Tarefa >> Prossiga o texto sobre os trabalhadores da cultura e do Carnaval na pandemia a partir da sua última frase.

Texto de leitura >>
"""

Na linha de frente da Pandemia, a
vida sofreu com todos os sobressaltos no campo da saúde pública; mas, também
padeceu os infortúnios da economia. Desemprego, redução de jornadas e salários,
enfim... trabalhadores de todas as fronteiras laborais viram seu mundo desabar.
O equilíbrio financeiro das famílias foi parar na UTI, também. Principalmente,
daqueles que sobrevivem na informalidade, entre trabalhos eventuais e/ou
temporários. E aí, entra o imenso contingente do Carnaval distribuído em cada
canto desse país.
Sendo eles uma parcela tão
importante e significativa do universo cultural brasileiro, essa crise expôs a
fragilidade a que é submetida a sobrevivência desse setor no país, antes mesmo
do impacto devastador da Pandemia. Trabalhar em Cultura no Brasil é um desafio
para os bravos. Não só pelo desestímulo e carência de reconhecimento do ofício
cultural empreendido; mas, pela limitação de apoio e incentivo para o exercício
dessas atividades.
Como em quaisquer áreas
profissionais, o setor cultural abriga atividades variadas com remunerações,
geralmente, atreladas as propostas de projetos; portanto, instáveis no sentido
de uma paga fixa mês a mês. O que significa que muitos desses trabalhadores
recebem por trabalho realizado e, com a necessidade da aplicação urgente das
medidas sanitárias restritivas, decorrentes do COVID-19, eles ficaram à mercê dos
acontecimentos.
Shows cancelados. Teatros fechados.
Recitais desmarcados. Academias de dança com aulas online. ... Toda a cadeia
cultural foi paralisada ou teve que se adequar ao novo cenário tecnológico para
tentar remediar a situação. Entretanto, muita gente fundamental ficou de fora. Gente
que sobrevive nas coxias, nos bastidores, no sacrifício do trabalho anônimo. O que
inclui essa gente maravilhosa do Carnaval.

"""

Material apresentado >>

"""

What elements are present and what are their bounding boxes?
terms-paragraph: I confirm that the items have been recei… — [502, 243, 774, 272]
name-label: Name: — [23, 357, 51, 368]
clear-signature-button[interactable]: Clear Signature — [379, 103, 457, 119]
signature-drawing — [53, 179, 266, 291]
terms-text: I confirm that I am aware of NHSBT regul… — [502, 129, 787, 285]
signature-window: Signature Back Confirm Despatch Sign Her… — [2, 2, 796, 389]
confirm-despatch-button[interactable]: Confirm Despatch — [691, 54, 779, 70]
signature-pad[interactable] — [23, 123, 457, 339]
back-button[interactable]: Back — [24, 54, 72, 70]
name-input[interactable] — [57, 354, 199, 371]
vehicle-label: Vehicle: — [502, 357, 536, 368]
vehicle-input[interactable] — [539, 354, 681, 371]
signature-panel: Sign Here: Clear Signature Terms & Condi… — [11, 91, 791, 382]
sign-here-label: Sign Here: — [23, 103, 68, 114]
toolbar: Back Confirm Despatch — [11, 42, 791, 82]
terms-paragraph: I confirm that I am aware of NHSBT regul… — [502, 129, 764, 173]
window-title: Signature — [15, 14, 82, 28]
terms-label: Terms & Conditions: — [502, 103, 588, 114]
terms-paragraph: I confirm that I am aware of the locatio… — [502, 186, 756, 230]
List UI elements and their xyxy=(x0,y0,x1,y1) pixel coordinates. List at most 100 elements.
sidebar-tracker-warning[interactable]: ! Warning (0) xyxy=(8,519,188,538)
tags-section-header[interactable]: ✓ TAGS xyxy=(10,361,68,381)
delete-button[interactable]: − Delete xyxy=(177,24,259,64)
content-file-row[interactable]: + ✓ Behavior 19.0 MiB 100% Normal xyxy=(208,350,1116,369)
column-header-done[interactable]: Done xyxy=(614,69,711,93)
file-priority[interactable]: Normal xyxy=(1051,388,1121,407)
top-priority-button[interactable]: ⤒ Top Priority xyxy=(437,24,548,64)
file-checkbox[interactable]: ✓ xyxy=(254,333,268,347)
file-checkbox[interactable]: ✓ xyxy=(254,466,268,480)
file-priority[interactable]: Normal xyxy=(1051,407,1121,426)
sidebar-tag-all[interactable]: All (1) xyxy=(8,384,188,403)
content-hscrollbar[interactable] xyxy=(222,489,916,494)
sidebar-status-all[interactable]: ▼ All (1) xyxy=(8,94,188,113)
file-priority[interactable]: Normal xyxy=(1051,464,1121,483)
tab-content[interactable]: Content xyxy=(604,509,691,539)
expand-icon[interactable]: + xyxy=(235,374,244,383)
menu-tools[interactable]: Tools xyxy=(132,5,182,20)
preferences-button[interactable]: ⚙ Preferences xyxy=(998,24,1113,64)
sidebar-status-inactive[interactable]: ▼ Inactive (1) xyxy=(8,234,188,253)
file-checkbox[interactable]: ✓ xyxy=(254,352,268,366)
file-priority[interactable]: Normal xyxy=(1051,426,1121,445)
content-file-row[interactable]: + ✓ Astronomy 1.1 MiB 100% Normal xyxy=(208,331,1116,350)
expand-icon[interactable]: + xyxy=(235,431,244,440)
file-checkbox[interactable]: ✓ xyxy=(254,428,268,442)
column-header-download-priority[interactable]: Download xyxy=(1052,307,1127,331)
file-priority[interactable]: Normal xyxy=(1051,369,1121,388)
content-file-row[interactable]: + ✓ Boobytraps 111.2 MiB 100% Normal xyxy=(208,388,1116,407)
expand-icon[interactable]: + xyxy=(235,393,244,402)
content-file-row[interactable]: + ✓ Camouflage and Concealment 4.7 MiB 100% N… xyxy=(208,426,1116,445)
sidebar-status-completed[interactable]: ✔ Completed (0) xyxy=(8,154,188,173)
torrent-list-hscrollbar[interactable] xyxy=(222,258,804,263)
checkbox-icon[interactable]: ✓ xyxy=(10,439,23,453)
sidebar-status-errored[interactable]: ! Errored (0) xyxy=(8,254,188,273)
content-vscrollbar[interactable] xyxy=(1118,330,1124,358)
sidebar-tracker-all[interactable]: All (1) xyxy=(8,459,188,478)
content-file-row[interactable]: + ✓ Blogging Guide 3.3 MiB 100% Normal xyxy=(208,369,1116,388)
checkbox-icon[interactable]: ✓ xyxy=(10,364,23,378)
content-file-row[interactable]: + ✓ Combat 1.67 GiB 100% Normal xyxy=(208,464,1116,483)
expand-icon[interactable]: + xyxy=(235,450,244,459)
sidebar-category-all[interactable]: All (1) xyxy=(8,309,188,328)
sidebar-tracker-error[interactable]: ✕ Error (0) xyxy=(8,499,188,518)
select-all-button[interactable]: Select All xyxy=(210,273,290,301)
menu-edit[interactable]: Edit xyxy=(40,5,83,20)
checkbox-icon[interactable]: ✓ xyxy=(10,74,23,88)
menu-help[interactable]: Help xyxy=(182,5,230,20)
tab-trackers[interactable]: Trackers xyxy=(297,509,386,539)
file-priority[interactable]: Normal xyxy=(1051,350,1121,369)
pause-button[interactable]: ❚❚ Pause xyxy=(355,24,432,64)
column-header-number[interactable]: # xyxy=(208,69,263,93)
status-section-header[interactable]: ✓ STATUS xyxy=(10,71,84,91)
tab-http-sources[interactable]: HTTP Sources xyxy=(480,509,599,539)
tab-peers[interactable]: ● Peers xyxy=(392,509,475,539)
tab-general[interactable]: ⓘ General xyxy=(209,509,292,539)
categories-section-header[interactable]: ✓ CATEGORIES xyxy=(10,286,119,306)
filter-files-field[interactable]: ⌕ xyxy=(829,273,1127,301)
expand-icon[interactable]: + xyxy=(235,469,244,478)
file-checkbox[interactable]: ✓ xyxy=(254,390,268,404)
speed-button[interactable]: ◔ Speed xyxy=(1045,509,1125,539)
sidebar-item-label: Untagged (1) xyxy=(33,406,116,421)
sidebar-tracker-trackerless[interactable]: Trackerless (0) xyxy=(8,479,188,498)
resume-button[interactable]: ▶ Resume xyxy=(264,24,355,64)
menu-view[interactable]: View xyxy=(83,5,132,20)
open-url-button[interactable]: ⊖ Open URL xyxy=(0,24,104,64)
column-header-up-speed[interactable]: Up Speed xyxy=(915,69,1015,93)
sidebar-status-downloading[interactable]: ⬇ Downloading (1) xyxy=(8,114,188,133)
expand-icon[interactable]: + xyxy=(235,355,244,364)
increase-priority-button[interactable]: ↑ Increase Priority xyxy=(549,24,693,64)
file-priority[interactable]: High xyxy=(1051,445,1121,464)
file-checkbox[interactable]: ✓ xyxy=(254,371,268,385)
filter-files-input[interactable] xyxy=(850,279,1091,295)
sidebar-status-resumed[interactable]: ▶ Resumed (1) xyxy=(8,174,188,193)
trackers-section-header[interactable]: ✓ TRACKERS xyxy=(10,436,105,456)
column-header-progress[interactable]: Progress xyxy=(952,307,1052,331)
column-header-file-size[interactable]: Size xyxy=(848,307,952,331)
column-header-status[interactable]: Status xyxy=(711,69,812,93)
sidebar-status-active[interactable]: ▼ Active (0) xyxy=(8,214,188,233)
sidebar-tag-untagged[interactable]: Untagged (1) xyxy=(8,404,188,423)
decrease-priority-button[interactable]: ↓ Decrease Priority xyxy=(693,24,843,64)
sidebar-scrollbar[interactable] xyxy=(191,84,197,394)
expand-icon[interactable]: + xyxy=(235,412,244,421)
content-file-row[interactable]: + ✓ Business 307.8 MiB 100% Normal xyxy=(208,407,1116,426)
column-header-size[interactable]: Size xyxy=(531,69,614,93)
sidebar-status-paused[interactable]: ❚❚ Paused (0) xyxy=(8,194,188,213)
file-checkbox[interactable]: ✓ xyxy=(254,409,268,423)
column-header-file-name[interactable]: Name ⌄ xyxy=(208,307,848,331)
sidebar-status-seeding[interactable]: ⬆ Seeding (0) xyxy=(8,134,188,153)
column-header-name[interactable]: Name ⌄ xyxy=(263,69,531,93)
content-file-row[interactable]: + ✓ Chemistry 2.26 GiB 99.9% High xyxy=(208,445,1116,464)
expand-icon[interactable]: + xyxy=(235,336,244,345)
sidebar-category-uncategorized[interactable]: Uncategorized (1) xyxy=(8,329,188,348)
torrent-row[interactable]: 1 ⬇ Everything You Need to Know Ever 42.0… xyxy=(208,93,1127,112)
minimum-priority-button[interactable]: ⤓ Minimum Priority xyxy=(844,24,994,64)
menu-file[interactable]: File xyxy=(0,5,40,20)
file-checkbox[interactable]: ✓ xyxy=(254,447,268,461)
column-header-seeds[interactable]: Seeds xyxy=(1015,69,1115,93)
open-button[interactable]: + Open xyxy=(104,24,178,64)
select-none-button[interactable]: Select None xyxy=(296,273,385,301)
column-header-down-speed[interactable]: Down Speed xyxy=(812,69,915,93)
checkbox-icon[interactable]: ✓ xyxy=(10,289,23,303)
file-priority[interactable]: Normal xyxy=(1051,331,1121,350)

"""

Resposta abaixo >>
Acostumados a pensar na
preparação da folia seguinte, quando o bloco ou a escola ainda passam na
avenida, dessa vez foi diferente. A realidade suspendeu o riso, o sorriso, a
euforia, o trabalho. O tempo era de reaprender, de descobrir um jeito de
superar a Pandemia e sobreviver. Mas a renda dessa gente virou fumaça. Nada das
feijoadas de fim de semana nas quadras das escolas, nada de ensaios para
arrecadar fundos, nada da venda de ingressos, fantasias e abadás, nada... Cada um
teve que cuidar de si do jeito que conseguiu.
De repente a interrupção da folia
esse ano ficou pequena em si mesma, quando se olha para o silencioso abandono da
Cultura nacional. Cada artista e profissional das artes brasileiras permaneceu invisível,
irreconhecível, à margem de sua própria cidadania e dignidade, graças a inação
de uma sociedade que teima em aceitar tudo isso como se fosse perfeitamente
normal.
Que entende a Cultura apenas como
mecanismo de satisfação do seu tédio, algo que existe para lhe servir ao
contrário de interagir e agregar. Por isso,
eles veem com tanto desdém as figuras por trás de cada manifestação artística,
como se desmaterializadas de sua existência, meros produtos de outros produtos.
Em meio ao agora, quando uma nova
ordem de modos e comportamentos se estabelece, ainda que momentaneamente, talvez
seja tempo de refletir sobre a Cultura nacional. Porque ela se estende além do Carnaval,
além das Artes, além de nós, da vida, do tempo e do espaço. Ela é uma tradução
da nossa identidade individual e coletiva.
Como manifestou a poetisa
portuguesa Sophia de Mello Breyner Andresen, “A cultura é uma coisa que, ou está na mentalidade e na vida, ou não
está em parte nenhuma. Não é um objeto de museu, é qualquer coisa de estrutural
na vida humana”.
Somente a partir dessa consciência
é que a sociedade brasileira, enquanto povo, vai conseguir olhar para o
Carnaval ou qualquer outra manifestação artística cultural com o apreço e o
respeito devido. Vai descobrir toda a cultura que existe por trás da Cultura e
lutar para que ela seja vista e reconhecida na pessoa de cada cidadão artista
desse país. Afinal de contas, “Mas de que
adianta sair para festa e voltar para casa sempre com o coração vazio? ”
(Caio Fernando Abreu – escritor brasileiro).